Supplied material
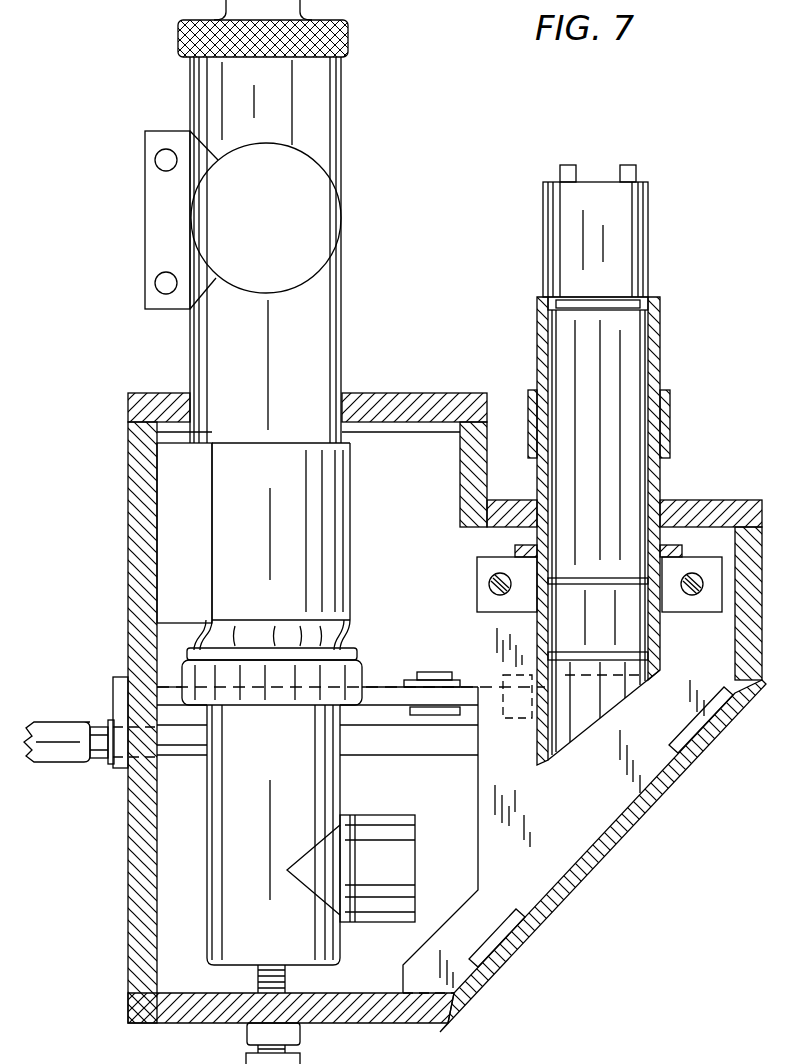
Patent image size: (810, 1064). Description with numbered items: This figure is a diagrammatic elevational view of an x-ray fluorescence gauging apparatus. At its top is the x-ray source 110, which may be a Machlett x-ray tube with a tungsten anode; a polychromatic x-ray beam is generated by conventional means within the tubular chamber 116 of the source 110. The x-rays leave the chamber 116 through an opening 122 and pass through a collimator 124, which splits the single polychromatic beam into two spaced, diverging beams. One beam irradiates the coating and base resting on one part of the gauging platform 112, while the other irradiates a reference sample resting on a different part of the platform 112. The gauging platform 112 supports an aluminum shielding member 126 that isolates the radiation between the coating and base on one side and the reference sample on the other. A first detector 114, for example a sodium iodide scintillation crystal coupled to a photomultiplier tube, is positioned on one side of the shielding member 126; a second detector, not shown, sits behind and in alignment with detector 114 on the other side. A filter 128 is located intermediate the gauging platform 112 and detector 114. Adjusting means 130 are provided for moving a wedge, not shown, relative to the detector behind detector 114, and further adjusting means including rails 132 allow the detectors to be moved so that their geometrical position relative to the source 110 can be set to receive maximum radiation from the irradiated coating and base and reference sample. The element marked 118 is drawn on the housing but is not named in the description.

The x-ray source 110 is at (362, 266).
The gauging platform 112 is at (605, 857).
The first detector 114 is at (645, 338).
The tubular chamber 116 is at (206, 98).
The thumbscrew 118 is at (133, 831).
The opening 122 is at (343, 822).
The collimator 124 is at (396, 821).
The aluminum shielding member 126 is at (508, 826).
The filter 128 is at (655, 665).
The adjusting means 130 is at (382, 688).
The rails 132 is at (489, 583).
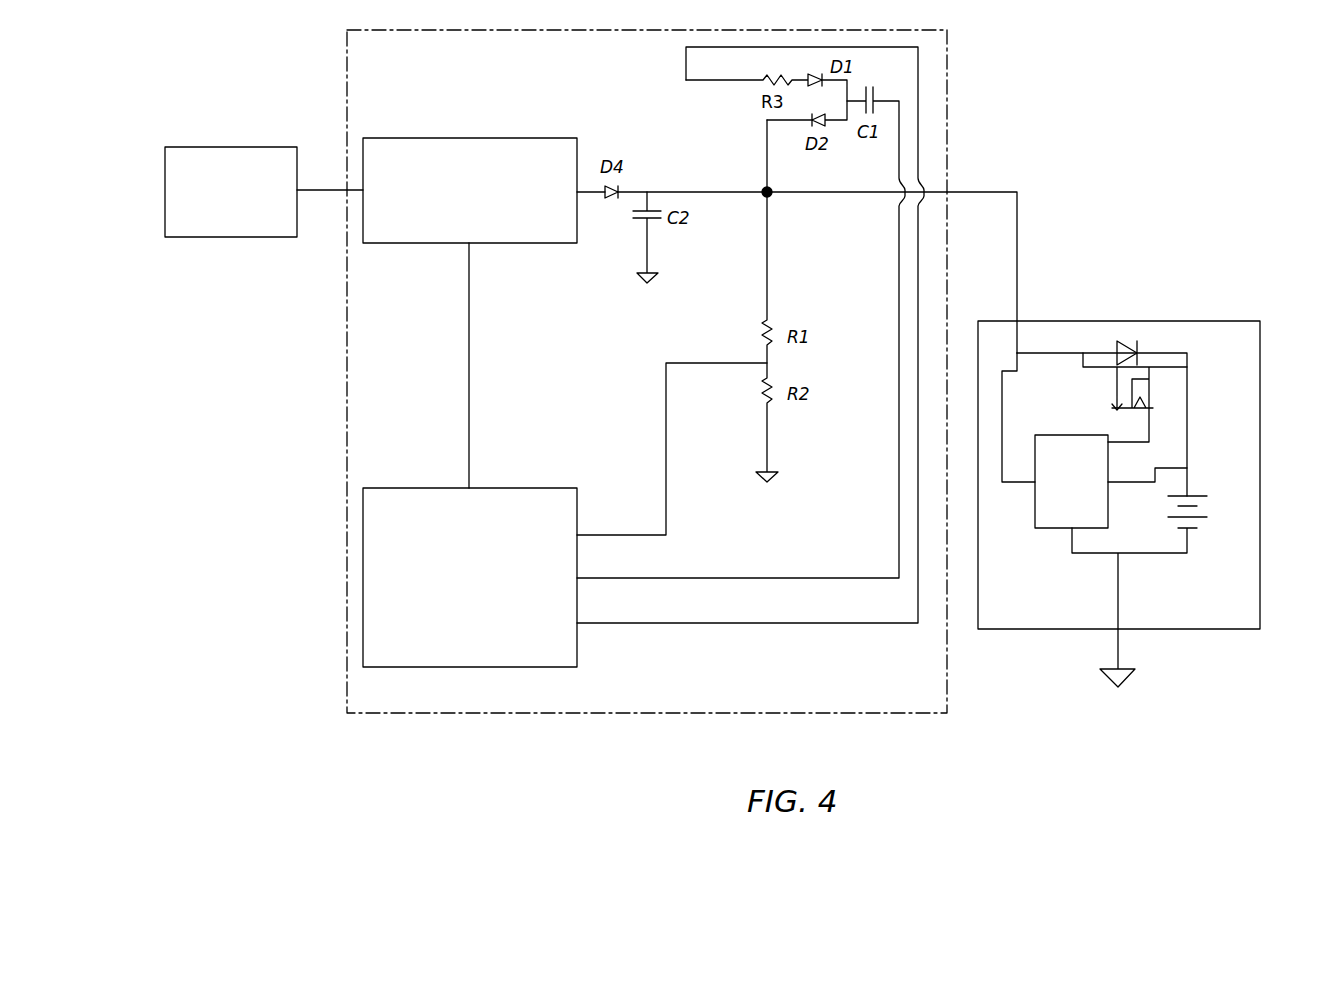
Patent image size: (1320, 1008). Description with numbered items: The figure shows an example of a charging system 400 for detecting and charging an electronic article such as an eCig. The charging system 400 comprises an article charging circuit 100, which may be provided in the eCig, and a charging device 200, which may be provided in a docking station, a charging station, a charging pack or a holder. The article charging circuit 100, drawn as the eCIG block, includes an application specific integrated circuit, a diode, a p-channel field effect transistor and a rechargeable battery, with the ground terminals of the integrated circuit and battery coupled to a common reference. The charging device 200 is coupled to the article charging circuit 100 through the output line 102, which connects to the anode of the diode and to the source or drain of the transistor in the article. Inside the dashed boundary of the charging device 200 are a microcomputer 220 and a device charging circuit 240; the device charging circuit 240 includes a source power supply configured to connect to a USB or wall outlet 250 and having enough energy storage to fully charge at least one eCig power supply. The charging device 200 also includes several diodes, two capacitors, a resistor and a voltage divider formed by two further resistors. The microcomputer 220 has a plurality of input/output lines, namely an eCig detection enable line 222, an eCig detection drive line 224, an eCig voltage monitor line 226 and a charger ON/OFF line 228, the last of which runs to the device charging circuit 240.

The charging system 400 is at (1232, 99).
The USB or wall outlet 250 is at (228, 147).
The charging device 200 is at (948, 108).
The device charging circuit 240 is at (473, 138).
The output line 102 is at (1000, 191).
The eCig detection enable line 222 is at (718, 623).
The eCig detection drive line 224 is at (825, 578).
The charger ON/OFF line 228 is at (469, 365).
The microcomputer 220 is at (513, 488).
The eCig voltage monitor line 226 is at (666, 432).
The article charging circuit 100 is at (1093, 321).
...
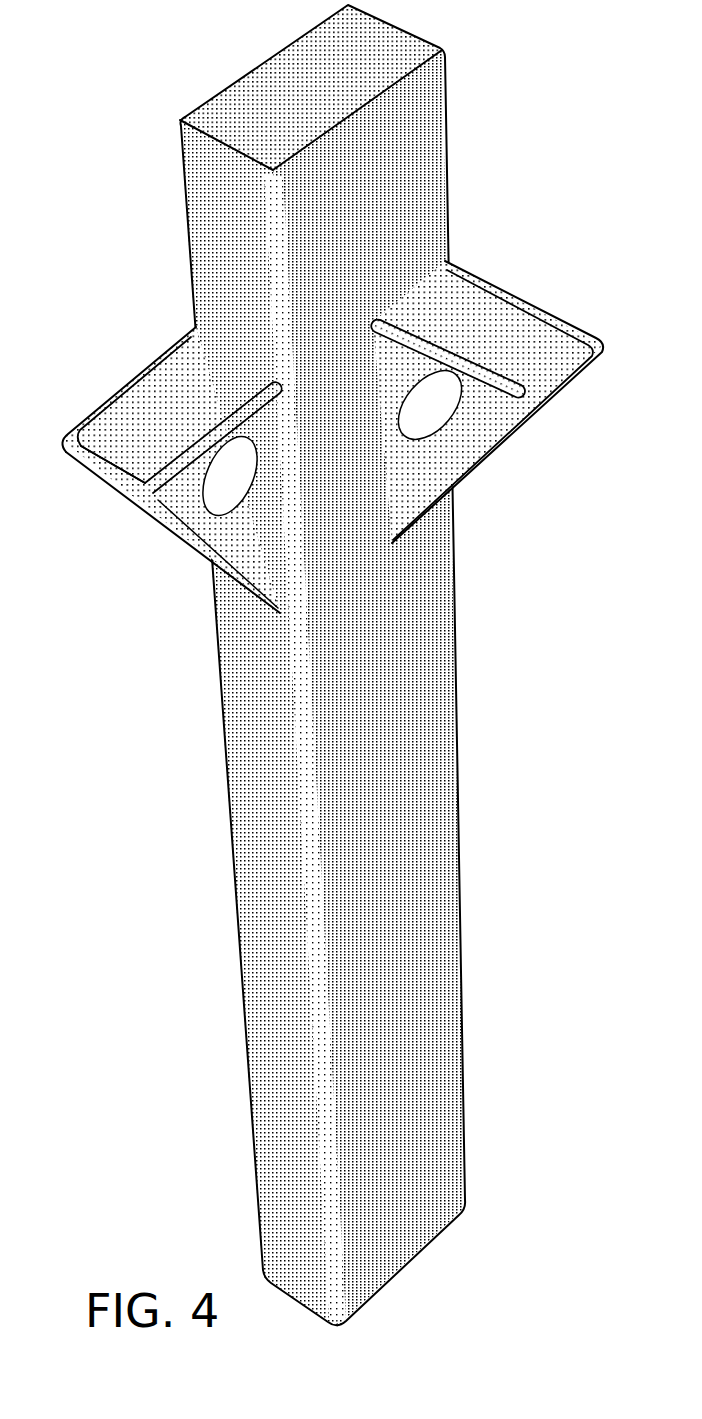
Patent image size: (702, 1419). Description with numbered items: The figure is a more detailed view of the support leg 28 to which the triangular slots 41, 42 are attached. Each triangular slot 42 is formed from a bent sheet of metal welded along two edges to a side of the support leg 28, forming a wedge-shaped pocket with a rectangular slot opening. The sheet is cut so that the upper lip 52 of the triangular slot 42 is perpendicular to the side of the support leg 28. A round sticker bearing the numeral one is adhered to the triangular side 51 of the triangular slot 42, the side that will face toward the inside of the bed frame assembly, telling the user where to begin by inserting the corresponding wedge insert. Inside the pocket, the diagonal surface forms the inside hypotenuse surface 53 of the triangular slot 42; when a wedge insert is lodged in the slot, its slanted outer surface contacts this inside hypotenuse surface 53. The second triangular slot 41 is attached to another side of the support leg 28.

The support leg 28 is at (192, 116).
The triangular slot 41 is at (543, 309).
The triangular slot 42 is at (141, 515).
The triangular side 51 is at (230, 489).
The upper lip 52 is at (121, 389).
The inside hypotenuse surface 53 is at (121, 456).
...
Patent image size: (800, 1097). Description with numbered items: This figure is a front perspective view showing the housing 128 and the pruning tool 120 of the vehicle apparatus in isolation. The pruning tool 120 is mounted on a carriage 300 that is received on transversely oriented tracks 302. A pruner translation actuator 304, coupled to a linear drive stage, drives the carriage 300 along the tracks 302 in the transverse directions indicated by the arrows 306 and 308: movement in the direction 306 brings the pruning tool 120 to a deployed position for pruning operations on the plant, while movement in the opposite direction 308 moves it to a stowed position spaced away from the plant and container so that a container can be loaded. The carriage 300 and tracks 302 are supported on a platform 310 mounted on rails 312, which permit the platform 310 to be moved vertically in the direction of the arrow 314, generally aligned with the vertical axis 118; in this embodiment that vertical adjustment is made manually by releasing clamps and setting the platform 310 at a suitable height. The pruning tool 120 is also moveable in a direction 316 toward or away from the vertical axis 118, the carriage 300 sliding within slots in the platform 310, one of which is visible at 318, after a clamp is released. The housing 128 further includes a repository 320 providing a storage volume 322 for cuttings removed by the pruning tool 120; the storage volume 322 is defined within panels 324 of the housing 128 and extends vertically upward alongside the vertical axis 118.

Exercise directions
Can you repeat, word for word and with nothing else, the stretch of lines from the one containing "Patent image size: (702, 1419)." through the one containing "The triangular slot 41 is at (543, 309).", both included?

Result for this exercise
Patent image size: (702, 1419). Description with numbered items: The figure is a more detailed view of the support leg 28 to which the triangular slots 41, 42 are attached. Each triangular slot 42 is formed from a bent sheet of metal welded along two edges to a side of the support leg 28, forming a wedge-shaped pocket with a rectangular slot opening. The sheet is cut so that the upper lip 52 of the triangular slot 42 is perpendicular to the side of the support leg 28. A round sticker bearing the numeral one is adhered to the triangular side 51 of the triangular slot 42, the side that will face toward the inside of the bed frame assembly, telling the user where to begin by inserting the corresponding wedge insert. Inside the pocket, the diagonal surface forms the inside hypotenuse surface 53 of the triangular slot 42; when a wedge insert is lodged in the slot, its slanted outer surface contacts this inside hypotenuse surface 53. The second triangular slot 41 is attached to another side of the support leg 28.

The support leg 28 is at (192, 116).
The triangular slot 41 is at (543, 309).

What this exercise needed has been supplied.